Your task: State only how many lines contain the string "ylabel".

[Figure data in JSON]
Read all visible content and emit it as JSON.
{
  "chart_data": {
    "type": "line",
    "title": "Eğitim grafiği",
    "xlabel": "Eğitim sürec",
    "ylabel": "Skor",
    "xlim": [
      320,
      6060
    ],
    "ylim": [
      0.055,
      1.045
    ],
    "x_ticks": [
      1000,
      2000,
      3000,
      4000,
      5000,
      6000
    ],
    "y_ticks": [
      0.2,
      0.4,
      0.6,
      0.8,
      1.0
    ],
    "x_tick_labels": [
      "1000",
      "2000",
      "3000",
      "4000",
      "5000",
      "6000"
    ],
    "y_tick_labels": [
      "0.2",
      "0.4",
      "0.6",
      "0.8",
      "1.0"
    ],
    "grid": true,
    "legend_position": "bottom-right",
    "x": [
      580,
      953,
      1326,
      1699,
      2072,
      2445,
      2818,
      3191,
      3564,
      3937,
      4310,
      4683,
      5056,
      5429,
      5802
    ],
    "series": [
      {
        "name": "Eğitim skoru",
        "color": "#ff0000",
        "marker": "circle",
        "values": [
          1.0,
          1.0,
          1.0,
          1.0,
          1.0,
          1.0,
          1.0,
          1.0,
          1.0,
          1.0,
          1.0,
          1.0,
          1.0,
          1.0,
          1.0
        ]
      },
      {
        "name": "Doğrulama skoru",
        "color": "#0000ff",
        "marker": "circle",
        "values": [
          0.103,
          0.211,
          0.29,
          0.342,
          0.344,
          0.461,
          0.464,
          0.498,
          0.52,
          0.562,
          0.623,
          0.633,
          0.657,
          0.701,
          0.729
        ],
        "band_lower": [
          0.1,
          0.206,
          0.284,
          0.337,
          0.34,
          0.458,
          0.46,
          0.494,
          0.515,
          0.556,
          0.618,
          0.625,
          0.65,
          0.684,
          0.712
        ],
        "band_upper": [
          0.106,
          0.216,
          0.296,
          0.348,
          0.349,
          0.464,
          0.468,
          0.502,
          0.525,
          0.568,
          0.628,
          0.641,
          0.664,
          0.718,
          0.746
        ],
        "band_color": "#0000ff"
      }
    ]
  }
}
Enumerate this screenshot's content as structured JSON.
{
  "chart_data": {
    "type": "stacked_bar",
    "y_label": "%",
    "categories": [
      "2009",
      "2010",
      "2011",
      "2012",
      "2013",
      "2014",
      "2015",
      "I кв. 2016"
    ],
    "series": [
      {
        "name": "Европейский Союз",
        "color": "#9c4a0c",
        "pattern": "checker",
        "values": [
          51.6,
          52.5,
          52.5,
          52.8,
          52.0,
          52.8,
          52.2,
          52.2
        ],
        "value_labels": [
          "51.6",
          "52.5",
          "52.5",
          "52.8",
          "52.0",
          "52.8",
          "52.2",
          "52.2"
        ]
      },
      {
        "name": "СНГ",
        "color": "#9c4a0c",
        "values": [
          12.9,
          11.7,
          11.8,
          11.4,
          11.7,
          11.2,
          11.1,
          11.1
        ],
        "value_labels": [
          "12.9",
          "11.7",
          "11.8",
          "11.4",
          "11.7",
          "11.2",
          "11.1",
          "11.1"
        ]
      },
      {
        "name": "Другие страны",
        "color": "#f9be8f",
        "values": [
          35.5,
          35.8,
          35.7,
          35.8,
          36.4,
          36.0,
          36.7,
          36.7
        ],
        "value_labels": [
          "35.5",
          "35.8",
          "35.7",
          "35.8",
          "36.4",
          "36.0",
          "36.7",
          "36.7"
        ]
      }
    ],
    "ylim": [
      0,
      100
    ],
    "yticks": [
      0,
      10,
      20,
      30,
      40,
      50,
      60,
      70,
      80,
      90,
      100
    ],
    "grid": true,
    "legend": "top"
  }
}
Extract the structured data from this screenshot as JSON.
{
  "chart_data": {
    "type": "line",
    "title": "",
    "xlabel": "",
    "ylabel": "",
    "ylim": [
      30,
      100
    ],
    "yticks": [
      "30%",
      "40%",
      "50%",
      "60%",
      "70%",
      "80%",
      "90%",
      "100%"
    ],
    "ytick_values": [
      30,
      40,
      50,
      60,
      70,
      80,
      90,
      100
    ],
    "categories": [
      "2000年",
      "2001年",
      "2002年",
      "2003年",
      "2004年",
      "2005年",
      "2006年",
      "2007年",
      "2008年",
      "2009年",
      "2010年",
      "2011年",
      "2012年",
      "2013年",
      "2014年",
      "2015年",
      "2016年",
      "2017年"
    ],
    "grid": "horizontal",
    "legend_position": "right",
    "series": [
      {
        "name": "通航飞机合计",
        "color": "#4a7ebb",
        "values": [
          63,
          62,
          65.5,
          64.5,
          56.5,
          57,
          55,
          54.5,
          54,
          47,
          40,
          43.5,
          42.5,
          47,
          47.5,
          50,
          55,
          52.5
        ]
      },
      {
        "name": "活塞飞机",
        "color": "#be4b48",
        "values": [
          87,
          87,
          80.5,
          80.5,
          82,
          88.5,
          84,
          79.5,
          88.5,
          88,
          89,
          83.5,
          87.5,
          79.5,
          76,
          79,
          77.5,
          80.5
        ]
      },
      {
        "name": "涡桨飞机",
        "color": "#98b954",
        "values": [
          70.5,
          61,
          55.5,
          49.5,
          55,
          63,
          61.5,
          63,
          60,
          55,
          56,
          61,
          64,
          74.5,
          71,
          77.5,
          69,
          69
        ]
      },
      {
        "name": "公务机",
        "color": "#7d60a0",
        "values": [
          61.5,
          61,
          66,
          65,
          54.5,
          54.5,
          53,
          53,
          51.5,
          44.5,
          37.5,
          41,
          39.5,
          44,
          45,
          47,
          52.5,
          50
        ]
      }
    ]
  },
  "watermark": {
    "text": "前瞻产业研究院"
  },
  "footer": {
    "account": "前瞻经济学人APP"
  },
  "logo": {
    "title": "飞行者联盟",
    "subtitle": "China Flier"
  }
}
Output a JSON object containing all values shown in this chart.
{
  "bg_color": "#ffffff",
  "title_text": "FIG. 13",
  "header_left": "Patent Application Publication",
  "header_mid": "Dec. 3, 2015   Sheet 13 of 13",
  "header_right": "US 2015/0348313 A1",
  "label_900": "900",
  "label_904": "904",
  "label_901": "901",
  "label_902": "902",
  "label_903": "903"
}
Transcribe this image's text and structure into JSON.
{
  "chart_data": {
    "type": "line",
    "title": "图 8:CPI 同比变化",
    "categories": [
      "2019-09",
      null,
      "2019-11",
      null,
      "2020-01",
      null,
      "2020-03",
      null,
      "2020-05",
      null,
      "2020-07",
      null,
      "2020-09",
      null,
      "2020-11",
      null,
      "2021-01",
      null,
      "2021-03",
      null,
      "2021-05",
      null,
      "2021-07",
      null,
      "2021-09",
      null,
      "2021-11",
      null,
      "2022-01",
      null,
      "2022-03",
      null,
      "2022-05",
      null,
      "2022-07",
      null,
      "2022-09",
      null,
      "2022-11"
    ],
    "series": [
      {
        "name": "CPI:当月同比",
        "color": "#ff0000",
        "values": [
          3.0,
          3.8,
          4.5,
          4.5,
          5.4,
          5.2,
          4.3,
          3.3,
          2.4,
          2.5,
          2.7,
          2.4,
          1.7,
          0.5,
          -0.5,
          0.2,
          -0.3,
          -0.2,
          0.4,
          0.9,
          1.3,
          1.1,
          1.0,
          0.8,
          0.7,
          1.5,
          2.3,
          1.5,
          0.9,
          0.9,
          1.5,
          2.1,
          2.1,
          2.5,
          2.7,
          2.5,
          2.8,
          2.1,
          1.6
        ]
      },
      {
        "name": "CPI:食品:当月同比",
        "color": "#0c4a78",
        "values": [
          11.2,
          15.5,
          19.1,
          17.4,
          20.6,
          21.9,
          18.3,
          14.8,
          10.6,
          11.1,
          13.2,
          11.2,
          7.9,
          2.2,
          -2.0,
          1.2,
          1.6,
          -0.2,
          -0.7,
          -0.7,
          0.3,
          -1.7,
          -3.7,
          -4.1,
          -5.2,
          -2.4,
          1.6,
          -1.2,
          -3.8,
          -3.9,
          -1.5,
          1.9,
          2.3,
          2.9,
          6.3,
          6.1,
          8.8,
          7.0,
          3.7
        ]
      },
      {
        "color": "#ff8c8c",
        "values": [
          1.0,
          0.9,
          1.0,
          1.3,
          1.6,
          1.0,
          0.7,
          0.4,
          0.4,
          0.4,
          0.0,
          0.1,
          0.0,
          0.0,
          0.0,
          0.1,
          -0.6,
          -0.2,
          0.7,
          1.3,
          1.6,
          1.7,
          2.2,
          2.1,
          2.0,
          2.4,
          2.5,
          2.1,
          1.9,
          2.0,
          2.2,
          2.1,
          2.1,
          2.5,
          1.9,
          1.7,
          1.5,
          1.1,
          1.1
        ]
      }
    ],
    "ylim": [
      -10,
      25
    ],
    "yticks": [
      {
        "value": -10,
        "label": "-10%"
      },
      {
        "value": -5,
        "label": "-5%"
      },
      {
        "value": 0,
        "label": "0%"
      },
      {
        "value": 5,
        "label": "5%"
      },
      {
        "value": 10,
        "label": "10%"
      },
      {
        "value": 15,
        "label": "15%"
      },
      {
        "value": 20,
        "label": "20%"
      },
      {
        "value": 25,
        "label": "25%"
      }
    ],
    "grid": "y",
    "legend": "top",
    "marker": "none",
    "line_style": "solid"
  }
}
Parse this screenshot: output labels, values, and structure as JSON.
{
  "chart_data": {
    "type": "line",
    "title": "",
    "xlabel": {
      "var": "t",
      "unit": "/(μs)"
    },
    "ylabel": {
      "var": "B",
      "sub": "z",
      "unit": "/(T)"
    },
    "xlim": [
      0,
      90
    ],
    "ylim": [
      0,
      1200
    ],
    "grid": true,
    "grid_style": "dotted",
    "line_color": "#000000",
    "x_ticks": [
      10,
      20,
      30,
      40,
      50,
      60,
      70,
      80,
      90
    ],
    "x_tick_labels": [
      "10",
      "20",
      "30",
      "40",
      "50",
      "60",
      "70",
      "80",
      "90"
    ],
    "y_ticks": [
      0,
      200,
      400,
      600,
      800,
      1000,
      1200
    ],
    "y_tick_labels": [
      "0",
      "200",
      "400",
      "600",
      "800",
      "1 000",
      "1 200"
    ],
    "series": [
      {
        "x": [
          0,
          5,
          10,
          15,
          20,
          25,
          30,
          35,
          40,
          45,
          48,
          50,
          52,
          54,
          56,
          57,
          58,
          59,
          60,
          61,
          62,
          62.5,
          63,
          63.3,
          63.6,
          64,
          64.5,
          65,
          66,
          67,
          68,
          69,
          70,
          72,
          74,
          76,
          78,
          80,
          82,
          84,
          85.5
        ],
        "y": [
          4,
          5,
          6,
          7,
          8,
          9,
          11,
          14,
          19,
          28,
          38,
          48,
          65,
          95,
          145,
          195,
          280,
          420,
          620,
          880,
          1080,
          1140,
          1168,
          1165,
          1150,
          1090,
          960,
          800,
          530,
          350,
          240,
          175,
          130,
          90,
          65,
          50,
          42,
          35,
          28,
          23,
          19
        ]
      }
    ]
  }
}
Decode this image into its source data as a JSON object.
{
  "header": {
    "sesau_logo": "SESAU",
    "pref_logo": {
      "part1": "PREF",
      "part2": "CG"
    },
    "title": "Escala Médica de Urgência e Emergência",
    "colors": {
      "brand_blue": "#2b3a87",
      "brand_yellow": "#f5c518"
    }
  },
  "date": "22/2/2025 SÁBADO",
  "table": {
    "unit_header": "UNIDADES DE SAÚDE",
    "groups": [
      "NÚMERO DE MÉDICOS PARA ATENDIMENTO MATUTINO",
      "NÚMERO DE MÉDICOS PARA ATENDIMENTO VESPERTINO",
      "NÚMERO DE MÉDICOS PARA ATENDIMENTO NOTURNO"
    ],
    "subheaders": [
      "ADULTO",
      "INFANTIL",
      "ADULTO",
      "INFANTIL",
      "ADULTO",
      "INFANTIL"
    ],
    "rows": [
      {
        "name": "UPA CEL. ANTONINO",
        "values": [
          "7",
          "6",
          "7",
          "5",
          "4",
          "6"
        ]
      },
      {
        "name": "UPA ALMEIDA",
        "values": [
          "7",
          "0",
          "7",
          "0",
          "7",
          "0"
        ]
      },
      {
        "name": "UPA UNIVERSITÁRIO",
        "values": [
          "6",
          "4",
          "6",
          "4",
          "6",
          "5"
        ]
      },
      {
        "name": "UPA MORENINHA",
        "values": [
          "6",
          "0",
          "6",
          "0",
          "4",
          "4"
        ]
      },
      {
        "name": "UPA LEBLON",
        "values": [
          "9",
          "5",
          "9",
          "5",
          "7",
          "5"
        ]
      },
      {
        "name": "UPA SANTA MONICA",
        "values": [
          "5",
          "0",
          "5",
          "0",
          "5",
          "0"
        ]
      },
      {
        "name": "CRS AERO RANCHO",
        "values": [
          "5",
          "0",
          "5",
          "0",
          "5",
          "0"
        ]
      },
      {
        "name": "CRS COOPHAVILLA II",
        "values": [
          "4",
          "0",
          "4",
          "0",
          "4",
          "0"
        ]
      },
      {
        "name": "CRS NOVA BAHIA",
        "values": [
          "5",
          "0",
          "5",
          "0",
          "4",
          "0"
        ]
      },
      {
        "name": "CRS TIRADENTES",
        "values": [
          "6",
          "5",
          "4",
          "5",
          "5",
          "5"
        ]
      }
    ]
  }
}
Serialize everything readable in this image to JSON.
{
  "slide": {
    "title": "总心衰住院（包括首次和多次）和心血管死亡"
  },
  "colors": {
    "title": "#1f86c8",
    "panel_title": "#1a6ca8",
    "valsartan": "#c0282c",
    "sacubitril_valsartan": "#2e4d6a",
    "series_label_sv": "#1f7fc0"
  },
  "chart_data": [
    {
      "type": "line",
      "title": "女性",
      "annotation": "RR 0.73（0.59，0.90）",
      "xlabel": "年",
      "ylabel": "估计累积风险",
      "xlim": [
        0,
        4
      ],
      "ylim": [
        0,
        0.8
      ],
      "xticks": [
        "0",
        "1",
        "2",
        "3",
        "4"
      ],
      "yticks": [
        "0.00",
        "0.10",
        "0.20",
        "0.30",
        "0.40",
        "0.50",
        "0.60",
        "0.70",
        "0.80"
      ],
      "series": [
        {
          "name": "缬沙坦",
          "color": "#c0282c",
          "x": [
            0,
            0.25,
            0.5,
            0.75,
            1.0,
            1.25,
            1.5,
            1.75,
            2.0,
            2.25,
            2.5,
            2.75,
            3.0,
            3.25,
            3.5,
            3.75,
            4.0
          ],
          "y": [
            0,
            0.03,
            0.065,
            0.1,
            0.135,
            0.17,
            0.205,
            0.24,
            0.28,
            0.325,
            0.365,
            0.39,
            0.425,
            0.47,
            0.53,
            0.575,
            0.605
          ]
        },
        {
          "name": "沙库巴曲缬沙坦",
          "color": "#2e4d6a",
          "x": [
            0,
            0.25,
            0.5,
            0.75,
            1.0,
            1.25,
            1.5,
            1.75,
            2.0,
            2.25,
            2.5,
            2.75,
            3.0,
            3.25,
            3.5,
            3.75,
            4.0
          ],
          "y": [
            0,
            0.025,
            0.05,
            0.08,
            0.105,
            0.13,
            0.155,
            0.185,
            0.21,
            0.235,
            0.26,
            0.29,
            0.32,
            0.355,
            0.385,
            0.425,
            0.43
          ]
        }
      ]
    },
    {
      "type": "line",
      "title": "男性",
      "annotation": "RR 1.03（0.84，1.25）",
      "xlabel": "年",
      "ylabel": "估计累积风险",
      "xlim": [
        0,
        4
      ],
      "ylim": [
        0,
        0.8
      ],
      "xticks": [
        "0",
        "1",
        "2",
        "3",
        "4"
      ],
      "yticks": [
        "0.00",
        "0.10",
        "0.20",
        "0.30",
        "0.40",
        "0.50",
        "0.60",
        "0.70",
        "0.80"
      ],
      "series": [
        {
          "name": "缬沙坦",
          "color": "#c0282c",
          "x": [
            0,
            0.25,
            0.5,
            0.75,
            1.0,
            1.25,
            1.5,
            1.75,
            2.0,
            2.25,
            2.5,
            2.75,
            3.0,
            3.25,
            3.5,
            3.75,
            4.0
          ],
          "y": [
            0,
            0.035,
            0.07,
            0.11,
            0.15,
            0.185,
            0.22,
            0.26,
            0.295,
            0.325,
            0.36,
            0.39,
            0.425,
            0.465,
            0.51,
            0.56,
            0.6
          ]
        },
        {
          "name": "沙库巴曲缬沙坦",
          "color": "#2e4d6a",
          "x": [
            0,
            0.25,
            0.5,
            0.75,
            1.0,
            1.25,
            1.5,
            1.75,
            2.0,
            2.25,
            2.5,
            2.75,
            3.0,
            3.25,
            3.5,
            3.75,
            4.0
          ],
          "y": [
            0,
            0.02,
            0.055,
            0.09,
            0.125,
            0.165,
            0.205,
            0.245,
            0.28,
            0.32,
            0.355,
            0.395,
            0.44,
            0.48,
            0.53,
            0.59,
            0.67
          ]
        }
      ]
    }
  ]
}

Exercise response: 5